Tâche à réaliser: Prolongez la critique de Toy Story 3 à partir de sa dernière phrase.

Page:
---+---
Toy Story 3
Lee Unkrich

EnterreToy Story 3 constitue un pas en arrière dans la démarche initiée par Pixar depuis Wall E (2009) de s’adresser de manière frontale à un public adulte. On se souvient des introductions magnifiquement sombres de Wall E et Là-Haut. Elles planaient sur l’ensemble des deux œuvres jusqu’à leur conférer une forme de nostalgie assez étrangère au monde de l’enfance. Toy Story 3, en dehors de ses atours alléchants de divertissement haut de gamme, se joue plutôt comme une constante volonté de régression vers le premier âge.

Woody, le cowboy héros de la franchise n’a qu’un espoir, répété à l’envie tout le long du métrage : qu’Andy, le gamin qu’ils ont vu grandir (et devenu désormais un étudiant) ne les oublie pas, voire, dans l’idéal, qu’il joue encore avec eux. Ce que ce dernier fera d’ailleurs à la fin ! Ce refus du changement, cette volonté presque morbide d’assujettissement (Woody va braver tous les dangers pour revenir dans le foyer de son « maître ») vont clairement à l’encontre des lumineuses quêtes d’évolution, d’humanisation des principaux caractères de Wall E et Là-Haut.
---+---
(Listes des coordonnées des cadres)
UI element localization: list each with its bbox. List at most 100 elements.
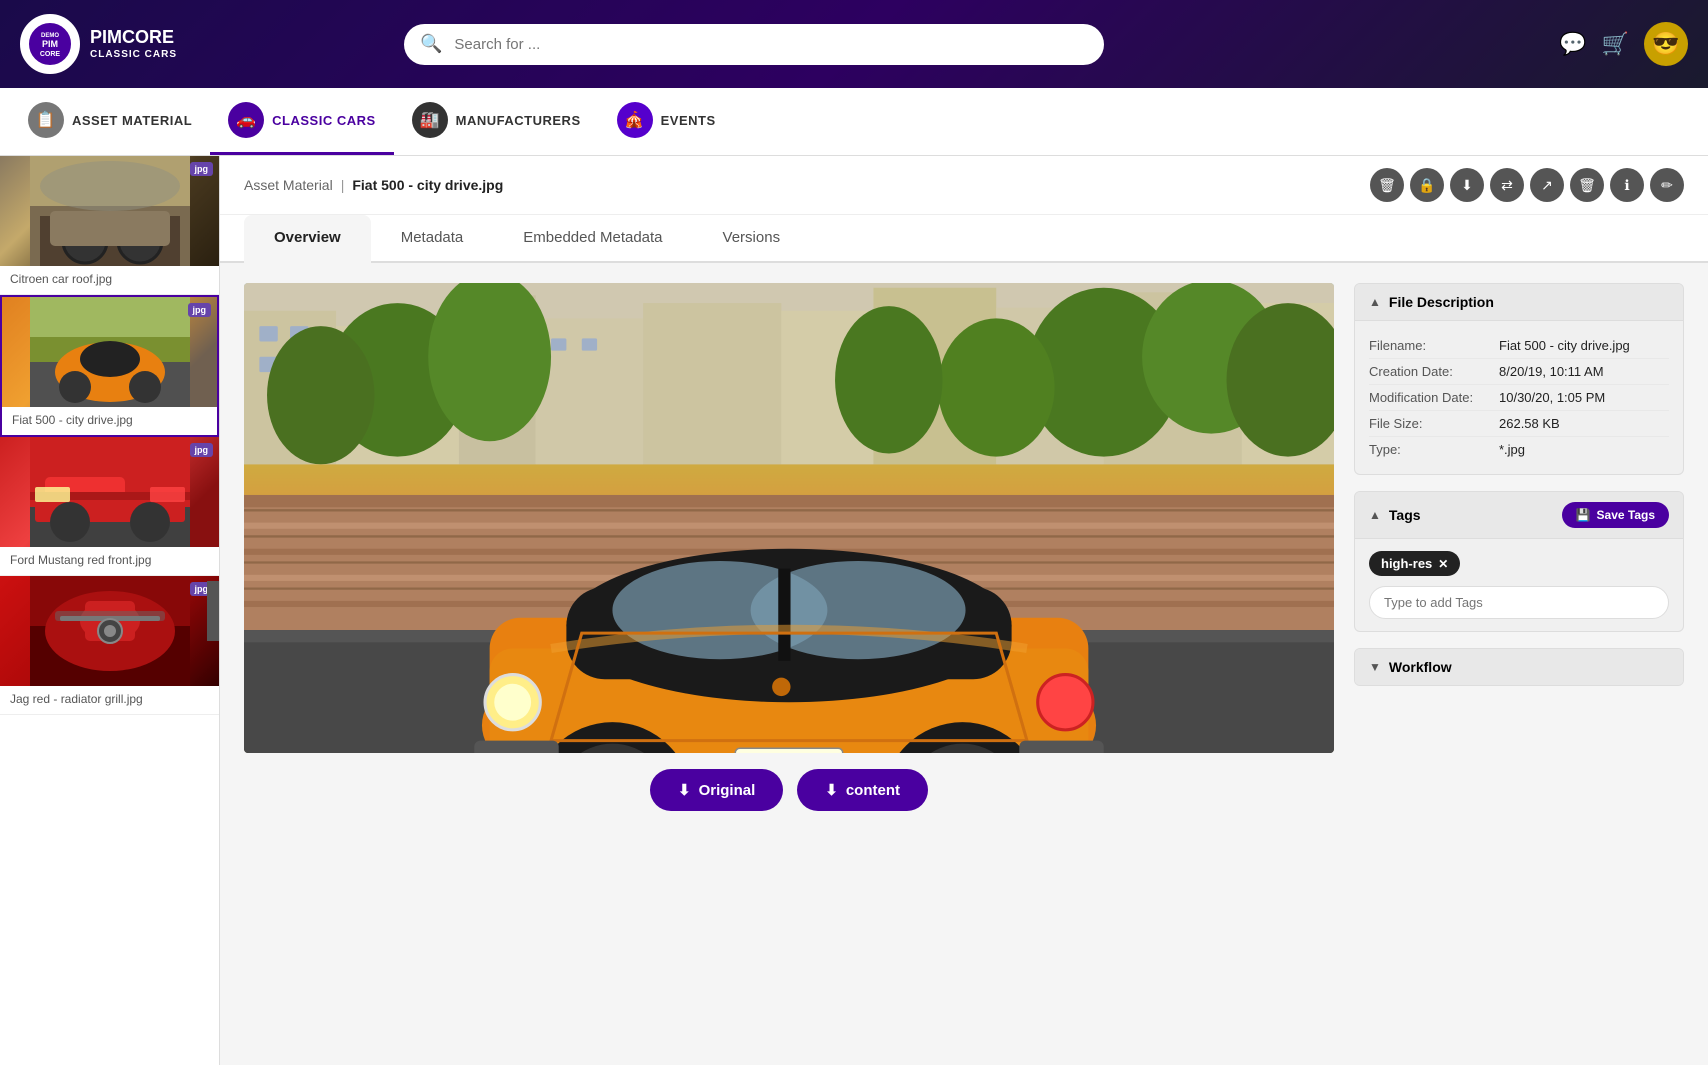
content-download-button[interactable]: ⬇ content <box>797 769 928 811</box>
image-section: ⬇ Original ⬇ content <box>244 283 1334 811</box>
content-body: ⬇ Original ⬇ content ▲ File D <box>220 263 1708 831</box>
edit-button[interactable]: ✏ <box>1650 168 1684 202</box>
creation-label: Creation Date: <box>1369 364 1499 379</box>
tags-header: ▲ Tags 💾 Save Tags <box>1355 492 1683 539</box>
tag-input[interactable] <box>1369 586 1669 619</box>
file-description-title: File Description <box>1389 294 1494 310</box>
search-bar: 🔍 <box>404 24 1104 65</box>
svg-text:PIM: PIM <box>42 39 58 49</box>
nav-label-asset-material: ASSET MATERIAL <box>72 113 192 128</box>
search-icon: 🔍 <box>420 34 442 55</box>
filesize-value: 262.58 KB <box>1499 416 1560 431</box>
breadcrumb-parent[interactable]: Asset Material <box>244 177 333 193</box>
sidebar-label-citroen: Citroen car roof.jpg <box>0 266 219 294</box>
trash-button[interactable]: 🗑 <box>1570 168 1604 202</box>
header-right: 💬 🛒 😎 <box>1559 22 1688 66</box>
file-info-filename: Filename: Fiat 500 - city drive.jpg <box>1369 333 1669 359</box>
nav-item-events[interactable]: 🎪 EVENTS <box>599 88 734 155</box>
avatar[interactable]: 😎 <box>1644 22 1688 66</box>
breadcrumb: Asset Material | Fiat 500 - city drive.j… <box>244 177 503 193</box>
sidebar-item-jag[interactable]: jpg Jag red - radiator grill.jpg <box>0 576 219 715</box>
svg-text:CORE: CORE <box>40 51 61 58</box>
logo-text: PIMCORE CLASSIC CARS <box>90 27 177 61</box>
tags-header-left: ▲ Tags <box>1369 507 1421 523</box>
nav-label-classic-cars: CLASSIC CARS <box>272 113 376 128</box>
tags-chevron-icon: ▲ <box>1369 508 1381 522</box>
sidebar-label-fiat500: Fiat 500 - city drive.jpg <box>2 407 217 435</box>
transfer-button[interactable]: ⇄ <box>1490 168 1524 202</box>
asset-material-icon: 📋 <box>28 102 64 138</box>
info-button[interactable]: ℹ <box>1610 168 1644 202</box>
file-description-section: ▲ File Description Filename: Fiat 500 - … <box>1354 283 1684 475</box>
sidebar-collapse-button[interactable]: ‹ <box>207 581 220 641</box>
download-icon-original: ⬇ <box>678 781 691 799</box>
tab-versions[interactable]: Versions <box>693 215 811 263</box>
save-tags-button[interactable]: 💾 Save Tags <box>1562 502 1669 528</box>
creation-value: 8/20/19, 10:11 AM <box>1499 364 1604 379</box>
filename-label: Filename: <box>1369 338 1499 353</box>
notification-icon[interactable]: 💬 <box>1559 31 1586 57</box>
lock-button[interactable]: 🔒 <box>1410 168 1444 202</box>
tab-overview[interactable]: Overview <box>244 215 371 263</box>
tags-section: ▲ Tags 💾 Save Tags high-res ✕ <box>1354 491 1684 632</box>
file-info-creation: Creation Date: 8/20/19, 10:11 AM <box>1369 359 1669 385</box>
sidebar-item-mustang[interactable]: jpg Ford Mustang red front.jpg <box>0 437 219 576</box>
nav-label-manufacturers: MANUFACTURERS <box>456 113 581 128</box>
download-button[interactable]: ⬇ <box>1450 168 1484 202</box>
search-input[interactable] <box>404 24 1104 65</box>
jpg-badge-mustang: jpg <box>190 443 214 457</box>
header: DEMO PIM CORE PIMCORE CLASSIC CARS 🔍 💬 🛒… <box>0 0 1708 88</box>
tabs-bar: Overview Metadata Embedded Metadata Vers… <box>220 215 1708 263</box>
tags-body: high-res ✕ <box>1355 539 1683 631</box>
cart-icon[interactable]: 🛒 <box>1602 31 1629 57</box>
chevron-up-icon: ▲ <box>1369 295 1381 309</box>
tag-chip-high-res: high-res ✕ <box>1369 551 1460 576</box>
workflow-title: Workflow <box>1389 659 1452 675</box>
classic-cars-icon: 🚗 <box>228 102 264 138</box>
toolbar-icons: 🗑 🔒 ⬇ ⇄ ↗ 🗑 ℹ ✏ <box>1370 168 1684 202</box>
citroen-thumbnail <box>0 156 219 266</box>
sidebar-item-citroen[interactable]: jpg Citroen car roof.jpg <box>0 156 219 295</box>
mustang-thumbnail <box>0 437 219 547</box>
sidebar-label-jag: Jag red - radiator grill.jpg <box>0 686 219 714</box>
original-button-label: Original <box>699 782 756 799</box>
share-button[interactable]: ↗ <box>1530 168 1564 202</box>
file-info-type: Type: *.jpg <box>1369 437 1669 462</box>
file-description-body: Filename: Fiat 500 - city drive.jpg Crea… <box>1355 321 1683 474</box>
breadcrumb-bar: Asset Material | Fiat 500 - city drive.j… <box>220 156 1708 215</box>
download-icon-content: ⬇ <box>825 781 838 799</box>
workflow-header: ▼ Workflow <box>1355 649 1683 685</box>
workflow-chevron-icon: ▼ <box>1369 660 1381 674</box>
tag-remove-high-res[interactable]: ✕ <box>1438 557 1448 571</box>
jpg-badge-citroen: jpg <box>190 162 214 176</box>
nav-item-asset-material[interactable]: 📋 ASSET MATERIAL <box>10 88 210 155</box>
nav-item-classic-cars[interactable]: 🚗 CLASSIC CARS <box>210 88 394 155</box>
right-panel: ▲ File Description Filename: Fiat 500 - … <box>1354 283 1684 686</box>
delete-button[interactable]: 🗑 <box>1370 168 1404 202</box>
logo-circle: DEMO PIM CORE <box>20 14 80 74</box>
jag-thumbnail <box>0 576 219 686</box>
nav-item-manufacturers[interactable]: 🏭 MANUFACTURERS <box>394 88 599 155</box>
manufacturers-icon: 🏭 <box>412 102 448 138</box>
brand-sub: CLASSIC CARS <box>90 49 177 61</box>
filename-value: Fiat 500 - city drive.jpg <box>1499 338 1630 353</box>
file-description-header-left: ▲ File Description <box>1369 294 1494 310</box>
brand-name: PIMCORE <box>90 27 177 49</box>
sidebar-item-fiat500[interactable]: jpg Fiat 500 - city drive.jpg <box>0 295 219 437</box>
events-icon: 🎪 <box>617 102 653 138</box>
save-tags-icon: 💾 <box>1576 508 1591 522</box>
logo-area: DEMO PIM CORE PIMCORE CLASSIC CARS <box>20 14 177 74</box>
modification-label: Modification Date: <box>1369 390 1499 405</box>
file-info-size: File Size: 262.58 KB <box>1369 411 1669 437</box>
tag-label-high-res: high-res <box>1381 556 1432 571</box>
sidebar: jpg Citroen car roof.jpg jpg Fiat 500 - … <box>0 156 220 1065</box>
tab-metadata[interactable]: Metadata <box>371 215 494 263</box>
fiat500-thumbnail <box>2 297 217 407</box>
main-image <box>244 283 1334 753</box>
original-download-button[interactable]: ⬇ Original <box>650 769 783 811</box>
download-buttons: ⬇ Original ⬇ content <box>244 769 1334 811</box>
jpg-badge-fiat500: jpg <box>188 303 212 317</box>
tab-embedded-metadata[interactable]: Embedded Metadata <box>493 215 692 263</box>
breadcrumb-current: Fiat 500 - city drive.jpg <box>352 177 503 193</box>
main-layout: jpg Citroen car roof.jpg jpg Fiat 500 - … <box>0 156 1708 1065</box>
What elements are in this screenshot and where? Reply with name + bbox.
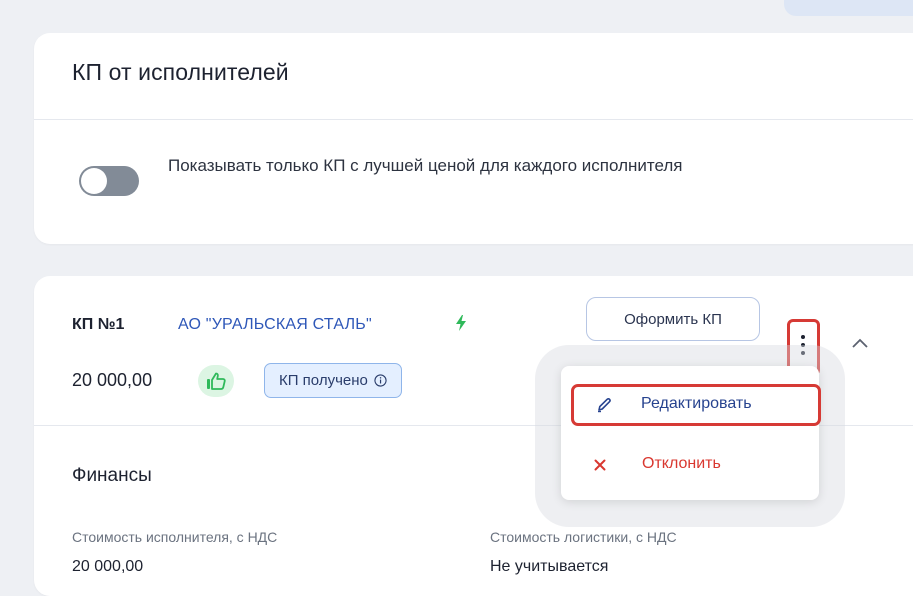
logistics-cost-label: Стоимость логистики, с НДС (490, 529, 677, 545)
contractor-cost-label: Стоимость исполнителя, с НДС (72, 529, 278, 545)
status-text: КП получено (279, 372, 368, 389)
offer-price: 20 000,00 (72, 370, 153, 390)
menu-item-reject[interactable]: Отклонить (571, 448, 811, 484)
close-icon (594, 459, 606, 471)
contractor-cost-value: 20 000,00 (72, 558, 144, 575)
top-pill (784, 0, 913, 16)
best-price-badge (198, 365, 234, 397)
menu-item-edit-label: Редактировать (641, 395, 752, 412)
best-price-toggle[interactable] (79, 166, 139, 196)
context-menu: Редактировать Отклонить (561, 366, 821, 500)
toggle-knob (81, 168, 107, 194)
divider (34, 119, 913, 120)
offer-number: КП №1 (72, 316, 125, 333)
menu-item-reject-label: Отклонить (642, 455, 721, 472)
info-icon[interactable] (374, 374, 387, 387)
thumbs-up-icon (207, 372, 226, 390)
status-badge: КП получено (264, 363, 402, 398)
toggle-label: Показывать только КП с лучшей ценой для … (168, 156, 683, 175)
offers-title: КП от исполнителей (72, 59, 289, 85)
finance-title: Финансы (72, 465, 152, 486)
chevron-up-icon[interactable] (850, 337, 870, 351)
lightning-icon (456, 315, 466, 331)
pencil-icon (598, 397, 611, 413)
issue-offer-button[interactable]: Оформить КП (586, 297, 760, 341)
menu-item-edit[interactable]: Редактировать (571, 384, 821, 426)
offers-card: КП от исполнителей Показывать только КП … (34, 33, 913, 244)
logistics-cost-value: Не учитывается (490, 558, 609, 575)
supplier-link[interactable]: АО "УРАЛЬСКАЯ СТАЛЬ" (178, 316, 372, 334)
---+---
Problème résolu:
A plusieurs reprises dans Toy Story 3, le film n’est pas loin de retrouver la gravité solennelle de ses deux aînés, mais chaque fois, l’effet est désamorcé par une pirouette scénaristique. A ce titre la scène de la décharge publique est très représentative : les jouets se retrouvent sur le point d’être carbonisés dans une fonderie et dans un élan superbe forment un cercle en se tenant la main, attendant la mort la tête baissée. La scène est gigantesque jusqu’à ce que, tout à coup ils se retrouvent libérés de manière tout à fait improbable ; comme si la réalisation n’assumait pas la charge émotionnelle envoyée aux enfants qui verront le film. Dans un même registre, Andy se retrouve à la fin du film contraint de donner ses jouets à l’une de ses voisines, et on aurait pu espérer que ce geste d’abandon soit affirmé. Mais non, là encore, il ne peut abandonner ses jouets sans leur dire au revoir et jouer une dernière fois avec eux.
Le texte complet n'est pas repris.